WORK INSTRUCTIONS - Copy each line below in which the word "EURUSD" occurs.

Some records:
········

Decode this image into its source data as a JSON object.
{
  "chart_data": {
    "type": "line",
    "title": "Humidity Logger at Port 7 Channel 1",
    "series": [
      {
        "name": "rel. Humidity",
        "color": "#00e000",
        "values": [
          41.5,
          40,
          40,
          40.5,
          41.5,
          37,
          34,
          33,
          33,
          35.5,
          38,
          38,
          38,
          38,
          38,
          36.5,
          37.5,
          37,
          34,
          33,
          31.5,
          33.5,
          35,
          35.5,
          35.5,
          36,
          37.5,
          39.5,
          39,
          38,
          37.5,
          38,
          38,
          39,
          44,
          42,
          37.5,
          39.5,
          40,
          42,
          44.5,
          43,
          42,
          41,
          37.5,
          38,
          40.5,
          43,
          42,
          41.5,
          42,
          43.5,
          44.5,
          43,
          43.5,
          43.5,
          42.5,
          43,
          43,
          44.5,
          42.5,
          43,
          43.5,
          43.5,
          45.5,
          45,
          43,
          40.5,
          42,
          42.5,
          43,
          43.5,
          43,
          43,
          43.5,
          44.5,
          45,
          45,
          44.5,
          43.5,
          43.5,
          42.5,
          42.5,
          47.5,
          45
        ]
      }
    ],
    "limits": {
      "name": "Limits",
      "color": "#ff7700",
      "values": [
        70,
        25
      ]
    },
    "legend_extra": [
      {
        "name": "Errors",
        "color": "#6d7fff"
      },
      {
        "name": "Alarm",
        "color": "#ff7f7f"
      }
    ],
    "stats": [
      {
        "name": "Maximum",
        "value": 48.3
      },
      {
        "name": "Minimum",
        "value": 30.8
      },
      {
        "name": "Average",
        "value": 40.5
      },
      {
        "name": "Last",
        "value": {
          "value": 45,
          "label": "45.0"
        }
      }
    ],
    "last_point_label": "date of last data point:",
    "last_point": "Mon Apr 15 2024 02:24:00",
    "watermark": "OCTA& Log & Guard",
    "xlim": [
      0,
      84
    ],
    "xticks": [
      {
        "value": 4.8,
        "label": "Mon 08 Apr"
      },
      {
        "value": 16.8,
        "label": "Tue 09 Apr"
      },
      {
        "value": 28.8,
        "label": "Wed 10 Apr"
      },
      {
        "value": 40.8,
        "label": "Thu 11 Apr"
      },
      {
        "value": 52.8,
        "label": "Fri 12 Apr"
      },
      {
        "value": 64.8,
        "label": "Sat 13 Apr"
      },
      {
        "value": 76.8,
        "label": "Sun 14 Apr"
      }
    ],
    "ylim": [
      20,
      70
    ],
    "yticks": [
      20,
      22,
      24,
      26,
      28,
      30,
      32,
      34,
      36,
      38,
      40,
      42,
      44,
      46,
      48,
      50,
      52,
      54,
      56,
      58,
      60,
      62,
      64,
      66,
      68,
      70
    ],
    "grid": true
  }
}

········

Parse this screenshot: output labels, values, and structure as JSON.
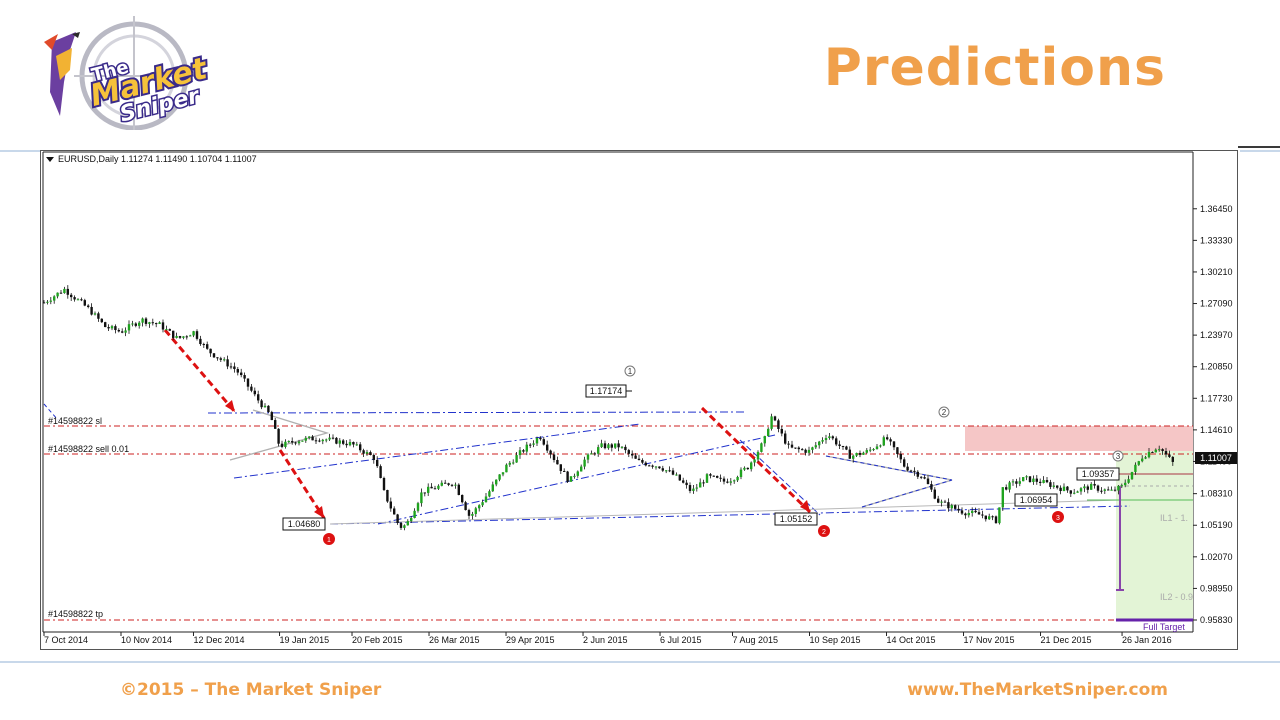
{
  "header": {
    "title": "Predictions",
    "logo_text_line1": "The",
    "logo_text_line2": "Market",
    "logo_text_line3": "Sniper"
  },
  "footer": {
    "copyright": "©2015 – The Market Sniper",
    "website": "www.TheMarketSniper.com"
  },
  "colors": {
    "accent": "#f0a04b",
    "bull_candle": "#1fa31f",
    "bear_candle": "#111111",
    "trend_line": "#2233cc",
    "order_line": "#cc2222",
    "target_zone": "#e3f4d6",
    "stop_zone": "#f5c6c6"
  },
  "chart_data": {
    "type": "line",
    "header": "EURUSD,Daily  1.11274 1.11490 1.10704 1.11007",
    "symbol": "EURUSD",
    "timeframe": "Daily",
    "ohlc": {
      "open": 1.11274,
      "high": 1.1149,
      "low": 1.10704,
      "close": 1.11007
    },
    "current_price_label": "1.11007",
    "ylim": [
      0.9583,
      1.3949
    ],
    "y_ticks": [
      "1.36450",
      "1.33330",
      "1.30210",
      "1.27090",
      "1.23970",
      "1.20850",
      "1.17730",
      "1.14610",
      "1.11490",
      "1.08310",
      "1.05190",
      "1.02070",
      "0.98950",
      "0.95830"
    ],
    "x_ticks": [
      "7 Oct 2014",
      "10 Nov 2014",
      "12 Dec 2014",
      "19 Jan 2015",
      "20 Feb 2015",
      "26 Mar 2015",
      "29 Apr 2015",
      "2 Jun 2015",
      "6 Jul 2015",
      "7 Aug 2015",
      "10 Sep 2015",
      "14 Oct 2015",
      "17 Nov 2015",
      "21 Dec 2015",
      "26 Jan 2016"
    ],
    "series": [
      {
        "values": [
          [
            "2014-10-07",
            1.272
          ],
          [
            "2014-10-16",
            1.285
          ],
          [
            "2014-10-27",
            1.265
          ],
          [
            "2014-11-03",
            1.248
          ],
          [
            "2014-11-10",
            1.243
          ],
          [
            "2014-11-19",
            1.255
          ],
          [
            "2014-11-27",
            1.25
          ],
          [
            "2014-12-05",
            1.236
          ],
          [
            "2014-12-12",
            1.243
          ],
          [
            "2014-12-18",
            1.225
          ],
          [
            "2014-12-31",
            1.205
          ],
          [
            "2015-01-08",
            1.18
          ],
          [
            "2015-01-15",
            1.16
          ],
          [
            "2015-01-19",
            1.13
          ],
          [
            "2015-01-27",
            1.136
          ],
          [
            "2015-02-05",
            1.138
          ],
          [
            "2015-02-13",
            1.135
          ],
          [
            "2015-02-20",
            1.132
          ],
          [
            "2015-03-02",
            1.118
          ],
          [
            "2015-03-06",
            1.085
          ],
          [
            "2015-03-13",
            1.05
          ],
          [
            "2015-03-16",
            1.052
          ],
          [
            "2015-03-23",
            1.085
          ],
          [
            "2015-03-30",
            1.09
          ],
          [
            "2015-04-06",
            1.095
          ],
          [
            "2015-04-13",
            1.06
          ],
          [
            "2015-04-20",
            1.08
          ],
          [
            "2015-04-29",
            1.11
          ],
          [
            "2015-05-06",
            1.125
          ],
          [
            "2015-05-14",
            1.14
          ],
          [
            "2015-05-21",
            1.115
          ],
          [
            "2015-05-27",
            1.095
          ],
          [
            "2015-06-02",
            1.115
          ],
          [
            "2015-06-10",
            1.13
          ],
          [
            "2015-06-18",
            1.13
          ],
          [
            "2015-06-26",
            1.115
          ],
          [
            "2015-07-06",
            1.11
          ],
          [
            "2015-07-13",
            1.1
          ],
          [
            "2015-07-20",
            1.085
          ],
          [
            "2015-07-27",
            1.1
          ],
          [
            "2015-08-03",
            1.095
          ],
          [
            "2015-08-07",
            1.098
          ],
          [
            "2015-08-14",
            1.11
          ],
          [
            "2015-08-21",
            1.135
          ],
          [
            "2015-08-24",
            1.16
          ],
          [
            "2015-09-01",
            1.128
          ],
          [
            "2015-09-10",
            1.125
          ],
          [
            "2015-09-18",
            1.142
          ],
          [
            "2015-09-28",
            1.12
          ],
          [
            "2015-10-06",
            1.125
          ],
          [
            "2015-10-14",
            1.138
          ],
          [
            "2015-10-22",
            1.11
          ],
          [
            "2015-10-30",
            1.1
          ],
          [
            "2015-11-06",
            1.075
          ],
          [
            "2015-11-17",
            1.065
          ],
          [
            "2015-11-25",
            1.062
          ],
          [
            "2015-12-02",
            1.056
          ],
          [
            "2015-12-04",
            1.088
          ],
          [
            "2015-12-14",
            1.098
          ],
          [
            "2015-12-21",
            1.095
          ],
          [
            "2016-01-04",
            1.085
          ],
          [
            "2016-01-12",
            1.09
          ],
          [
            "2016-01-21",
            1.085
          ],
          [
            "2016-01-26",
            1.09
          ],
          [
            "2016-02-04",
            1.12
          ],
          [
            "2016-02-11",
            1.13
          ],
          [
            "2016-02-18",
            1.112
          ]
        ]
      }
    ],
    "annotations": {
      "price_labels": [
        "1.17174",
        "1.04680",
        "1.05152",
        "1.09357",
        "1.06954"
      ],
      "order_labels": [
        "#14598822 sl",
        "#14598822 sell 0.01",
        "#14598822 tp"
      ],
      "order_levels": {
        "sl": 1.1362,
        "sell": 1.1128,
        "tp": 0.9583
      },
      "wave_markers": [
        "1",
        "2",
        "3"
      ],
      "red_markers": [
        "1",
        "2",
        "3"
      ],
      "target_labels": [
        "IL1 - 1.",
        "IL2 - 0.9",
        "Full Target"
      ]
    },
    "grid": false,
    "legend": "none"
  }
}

········

FULL OUTPUT -
    "header": "EURUSD,Daily  1.11274 1.11490 1.10704 1.11007",
    "symbol": "EURUSD",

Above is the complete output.